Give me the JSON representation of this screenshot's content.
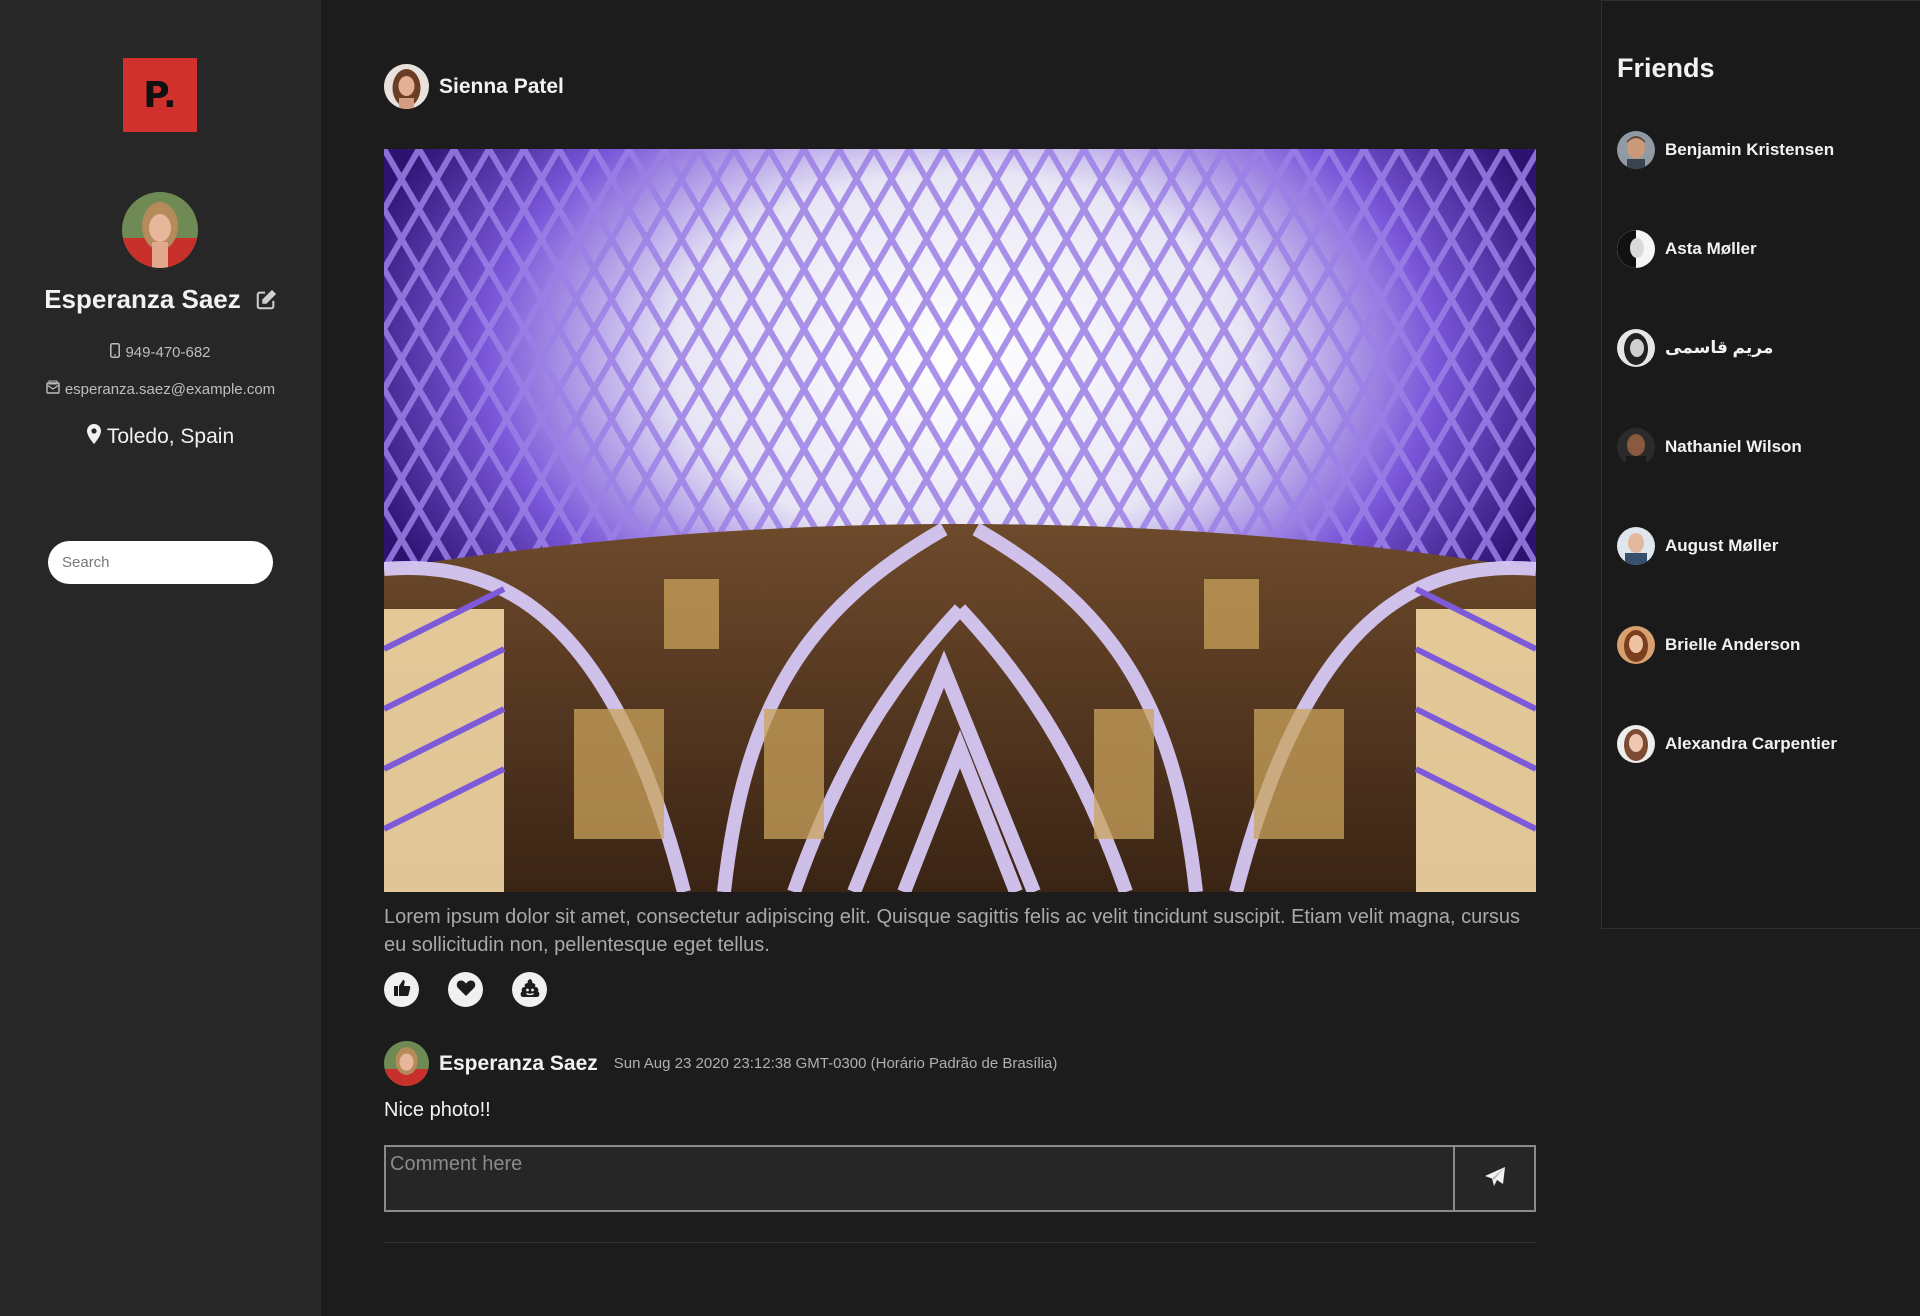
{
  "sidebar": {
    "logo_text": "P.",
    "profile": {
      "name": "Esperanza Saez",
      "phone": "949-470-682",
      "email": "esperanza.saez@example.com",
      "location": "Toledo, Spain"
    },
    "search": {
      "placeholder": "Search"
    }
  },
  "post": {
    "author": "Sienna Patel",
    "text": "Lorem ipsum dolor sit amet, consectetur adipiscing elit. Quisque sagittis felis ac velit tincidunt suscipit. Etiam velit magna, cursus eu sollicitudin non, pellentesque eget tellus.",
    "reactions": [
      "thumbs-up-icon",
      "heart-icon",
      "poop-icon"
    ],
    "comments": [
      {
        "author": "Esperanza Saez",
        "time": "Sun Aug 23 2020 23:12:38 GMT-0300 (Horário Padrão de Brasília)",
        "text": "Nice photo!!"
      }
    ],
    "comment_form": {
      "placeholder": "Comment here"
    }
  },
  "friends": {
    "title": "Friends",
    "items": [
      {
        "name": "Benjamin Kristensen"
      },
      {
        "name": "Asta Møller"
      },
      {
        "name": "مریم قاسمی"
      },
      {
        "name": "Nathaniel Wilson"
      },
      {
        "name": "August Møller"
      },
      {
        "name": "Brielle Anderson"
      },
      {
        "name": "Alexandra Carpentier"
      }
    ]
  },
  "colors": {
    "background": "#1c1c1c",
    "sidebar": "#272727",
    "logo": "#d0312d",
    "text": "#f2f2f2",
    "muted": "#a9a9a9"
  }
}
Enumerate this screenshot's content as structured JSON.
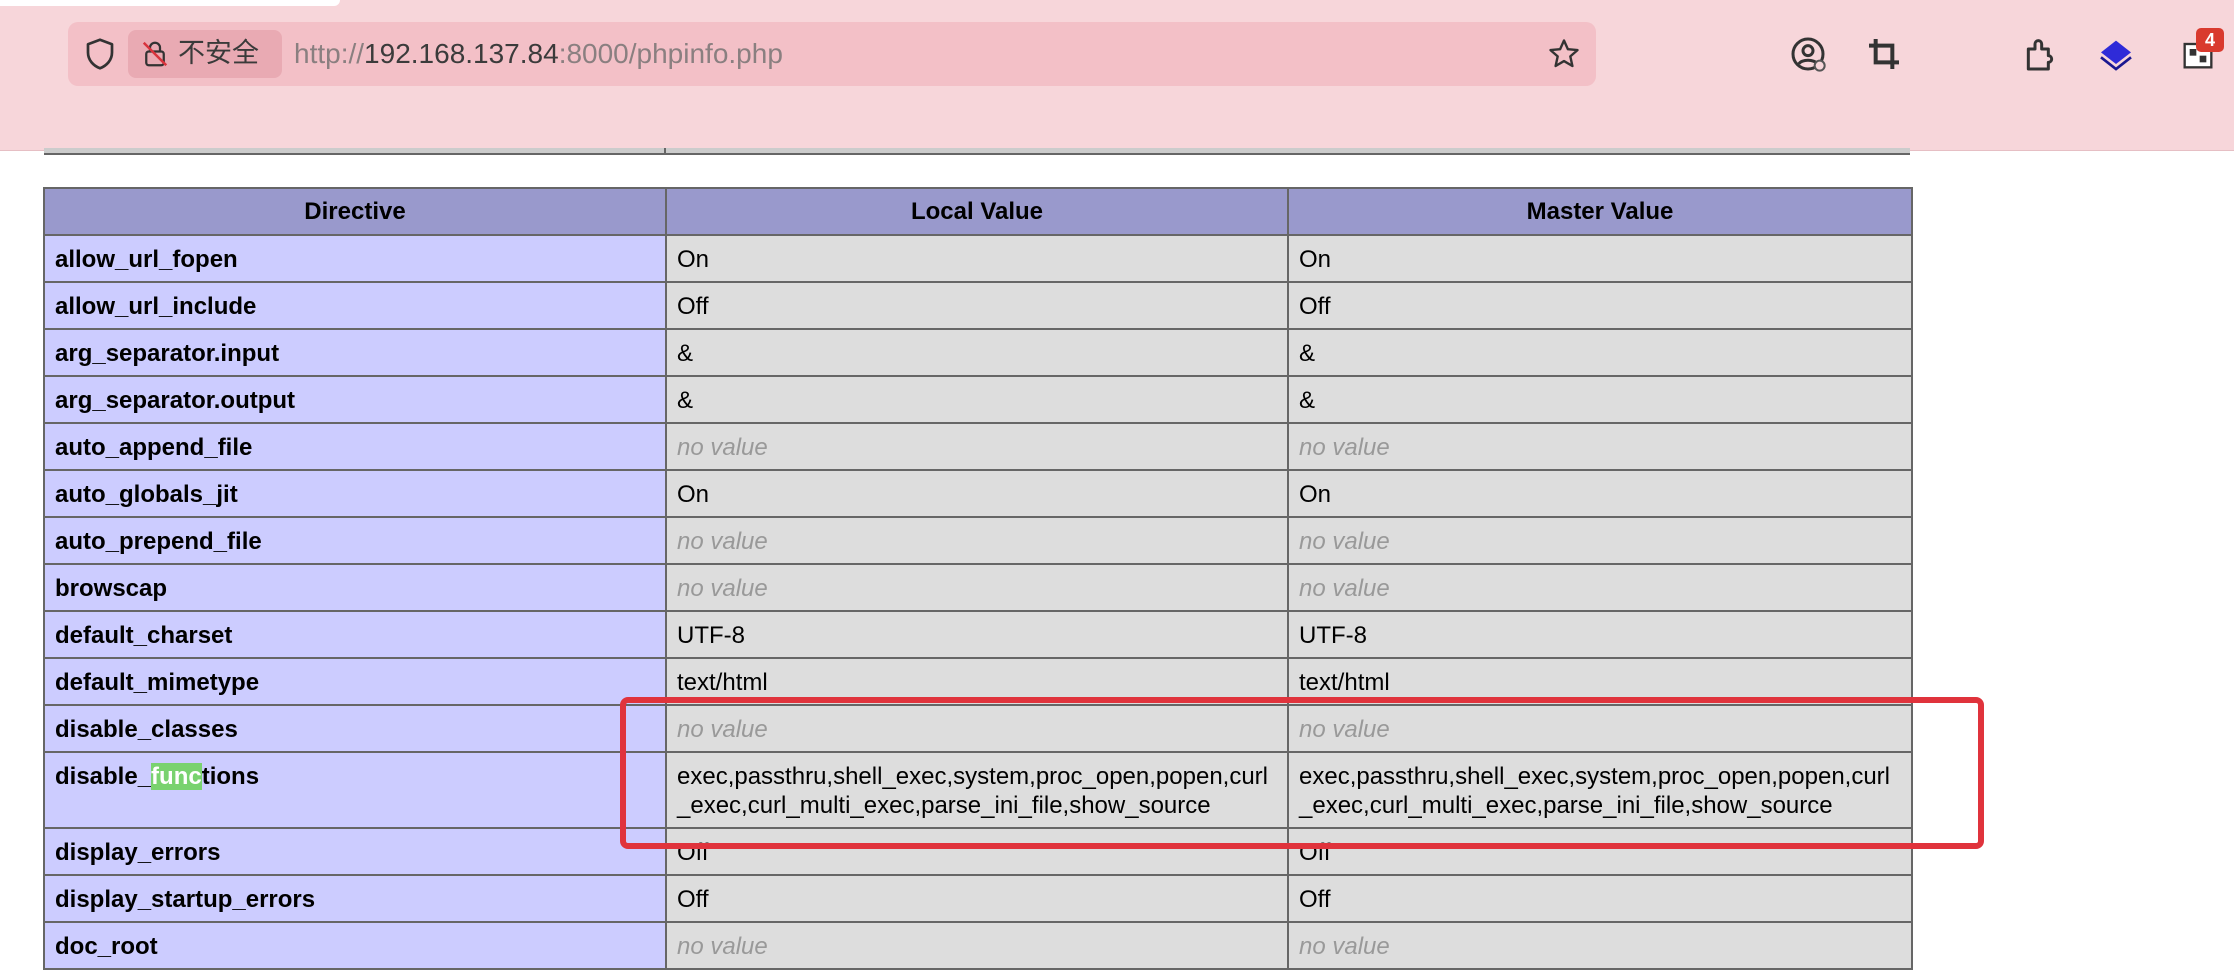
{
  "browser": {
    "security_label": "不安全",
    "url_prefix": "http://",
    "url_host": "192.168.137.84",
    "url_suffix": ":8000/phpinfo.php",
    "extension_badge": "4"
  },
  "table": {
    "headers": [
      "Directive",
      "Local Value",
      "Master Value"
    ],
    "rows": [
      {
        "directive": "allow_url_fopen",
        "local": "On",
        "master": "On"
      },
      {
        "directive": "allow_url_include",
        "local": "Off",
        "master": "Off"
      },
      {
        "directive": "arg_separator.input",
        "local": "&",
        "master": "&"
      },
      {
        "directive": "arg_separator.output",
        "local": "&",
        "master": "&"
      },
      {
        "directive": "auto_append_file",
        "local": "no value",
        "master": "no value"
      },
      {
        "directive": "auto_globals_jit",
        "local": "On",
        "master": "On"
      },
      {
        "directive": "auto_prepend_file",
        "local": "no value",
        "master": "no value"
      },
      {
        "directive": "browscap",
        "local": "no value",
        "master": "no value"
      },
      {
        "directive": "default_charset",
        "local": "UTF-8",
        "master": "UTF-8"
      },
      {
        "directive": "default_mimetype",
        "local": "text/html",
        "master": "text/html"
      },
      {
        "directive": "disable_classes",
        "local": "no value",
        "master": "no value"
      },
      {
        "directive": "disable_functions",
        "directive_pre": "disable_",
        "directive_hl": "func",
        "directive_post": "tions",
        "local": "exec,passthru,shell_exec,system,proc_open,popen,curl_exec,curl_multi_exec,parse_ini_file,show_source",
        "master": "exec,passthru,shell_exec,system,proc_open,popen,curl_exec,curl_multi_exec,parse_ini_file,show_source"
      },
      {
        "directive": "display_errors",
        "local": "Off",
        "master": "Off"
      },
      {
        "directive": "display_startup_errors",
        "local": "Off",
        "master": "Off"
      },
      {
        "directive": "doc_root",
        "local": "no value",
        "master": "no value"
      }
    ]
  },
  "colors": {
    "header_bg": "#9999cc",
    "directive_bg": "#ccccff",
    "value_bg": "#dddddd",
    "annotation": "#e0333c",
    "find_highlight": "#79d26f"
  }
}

--- --- ---

> _Aim_
Go through the records and gather the lines that hold "author".

> _Reply to the exercise_
    "author": "Sienna Patel",
        "author": "Esperanza Saez",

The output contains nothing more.